### Goal
Reproduce every line in the listing that contains the word "running".

### Task data
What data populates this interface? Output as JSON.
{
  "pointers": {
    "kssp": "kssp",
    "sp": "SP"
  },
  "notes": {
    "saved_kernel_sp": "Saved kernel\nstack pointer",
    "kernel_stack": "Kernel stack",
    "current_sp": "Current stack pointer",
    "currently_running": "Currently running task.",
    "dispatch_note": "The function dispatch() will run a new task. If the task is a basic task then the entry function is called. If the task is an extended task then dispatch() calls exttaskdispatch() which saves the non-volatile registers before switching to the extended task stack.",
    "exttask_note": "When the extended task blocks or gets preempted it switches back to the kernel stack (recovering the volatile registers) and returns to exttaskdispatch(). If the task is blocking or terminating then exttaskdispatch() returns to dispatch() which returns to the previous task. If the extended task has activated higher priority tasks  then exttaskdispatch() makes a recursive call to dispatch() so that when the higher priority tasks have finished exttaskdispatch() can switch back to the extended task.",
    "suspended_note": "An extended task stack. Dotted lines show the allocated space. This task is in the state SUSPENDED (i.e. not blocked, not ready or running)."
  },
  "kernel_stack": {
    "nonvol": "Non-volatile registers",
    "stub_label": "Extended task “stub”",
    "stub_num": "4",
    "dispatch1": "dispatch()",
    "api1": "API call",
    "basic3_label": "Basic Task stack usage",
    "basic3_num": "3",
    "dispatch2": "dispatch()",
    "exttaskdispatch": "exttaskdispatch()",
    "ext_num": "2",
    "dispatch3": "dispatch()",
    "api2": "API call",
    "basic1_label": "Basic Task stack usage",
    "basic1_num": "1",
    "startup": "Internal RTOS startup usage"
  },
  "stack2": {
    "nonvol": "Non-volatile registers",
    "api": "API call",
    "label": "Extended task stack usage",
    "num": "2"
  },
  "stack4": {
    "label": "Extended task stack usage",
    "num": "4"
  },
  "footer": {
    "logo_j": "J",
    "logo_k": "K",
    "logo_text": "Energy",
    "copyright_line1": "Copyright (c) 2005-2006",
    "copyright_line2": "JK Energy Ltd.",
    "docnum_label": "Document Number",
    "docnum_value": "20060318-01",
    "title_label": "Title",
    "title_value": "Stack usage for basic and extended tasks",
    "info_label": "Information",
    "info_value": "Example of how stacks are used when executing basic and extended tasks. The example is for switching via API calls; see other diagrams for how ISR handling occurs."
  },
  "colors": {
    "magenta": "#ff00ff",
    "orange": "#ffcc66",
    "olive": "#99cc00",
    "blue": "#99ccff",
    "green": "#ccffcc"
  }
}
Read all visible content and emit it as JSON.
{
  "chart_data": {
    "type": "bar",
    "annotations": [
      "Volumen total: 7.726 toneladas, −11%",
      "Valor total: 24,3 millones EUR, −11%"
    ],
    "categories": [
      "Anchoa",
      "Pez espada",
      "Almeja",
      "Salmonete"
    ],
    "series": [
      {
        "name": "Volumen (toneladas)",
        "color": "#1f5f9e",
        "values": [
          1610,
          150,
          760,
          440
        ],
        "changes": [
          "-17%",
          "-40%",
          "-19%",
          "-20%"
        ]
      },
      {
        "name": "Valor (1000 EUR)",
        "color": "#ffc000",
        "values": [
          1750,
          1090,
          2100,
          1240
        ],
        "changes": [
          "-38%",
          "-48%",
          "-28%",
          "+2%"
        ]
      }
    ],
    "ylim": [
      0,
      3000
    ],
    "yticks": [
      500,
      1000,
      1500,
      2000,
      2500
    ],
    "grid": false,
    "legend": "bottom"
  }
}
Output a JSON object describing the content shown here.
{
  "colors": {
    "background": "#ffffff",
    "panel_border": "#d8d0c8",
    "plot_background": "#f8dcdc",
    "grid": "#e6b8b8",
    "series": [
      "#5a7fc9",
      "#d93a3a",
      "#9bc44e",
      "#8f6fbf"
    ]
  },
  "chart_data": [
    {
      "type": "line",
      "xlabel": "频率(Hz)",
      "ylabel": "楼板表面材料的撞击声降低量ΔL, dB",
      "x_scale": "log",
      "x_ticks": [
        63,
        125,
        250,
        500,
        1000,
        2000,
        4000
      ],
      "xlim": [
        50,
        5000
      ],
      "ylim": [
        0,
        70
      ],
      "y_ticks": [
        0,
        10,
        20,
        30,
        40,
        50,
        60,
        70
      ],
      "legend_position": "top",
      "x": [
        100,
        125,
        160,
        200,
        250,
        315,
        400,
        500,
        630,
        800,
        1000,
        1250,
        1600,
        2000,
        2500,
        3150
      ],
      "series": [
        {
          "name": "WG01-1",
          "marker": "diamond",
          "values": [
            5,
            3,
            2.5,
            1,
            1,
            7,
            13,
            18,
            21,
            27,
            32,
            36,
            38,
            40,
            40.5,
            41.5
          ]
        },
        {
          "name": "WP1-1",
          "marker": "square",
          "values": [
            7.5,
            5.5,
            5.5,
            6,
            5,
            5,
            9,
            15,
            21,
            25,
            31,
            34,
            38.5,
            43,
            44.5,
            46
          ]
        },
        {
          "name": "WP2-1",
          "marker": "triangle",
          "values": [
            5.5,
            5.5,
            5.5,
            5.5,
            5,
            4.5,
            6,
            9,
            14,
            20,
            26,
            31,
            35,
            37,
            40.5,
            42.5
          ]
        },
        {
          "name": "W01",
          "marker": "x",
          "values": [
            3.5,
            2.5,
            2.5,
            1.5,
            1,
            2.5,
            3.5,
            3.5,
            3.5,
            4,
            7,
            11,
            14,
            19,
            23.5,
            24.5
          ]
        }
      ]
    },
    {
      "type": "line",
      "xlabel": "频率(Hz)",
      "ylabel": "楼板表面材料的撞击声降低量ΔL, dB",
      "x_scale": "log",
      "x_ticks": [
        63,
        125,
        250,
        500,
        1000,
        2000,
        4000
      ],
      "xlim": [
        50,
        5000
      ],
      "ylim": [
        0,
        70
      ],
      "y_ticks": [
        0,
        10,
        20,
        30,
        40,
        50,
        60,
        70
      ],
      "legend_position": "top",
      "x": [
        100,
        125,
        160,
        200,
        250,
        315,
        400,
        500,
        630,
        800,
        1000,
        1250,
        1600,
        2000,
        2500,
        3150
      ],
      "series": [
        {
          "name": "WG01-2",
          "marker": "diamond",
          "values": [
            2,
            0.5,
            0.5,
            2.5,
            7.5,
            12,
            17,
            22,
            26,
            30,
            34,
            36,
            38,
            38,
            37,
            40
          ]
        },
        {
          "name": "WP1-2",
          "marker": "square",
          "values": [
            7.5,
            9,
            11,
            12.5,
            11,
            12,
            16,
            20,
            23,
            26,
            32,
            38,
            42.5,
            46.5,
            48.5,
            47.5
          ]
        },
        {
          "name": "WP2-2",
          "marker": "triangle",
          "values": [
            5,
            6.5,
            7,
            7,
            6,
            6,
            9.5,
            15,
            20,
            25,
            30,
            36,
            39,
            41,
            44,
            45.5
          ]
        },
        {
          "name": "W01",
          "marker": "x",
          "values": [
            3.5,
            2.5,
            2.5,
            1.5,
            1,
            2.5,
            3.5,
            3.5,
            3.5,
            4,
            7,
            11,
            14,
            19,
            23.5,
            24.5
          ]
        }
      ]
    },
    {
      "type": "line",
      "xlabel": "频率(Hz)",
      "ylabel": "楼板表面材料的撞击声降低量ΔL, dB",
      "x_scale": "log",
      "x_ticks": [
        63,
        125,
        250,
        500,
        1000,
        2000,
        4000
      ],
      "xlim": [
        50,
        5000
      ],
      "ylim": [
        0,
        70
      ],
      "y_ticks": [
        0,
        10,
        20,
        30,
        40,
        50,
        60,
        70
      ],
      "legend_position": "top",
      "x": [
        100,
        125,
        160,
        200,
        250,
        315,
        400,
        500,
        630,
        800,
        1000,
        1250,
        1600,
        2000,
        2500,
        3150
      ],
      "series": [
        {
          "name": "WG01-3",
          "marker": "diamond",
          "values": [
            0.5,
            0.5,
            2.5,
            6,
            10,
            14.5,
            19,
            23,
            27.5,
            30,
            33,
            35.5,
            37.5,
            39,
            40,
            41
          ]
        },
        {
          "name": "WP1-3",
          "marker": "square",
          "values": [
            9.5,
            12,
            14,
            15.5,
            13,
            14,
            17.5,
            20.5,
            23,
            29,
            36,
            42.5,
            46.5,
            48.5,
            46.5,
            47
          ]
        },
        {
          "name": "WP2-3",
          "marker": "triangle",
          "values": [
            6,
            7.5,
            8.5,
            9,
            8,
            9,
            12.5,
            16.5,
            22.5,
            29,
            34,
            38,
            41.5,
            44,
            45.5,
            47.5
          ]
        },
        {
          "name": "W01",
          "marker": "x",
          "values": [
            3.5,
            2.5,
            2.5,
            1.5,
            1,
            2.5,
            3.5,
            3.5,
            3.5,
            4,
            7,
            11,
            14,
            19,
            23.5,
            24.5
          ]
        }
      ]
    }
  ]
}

### Response to this task
    "currently_running": "Currently running task.",
    "suspended_note": "An extended task stack. Dotted lines show the allocated space. This task is in the state SUSPENDED (i.e. not blocked, not ready or running)."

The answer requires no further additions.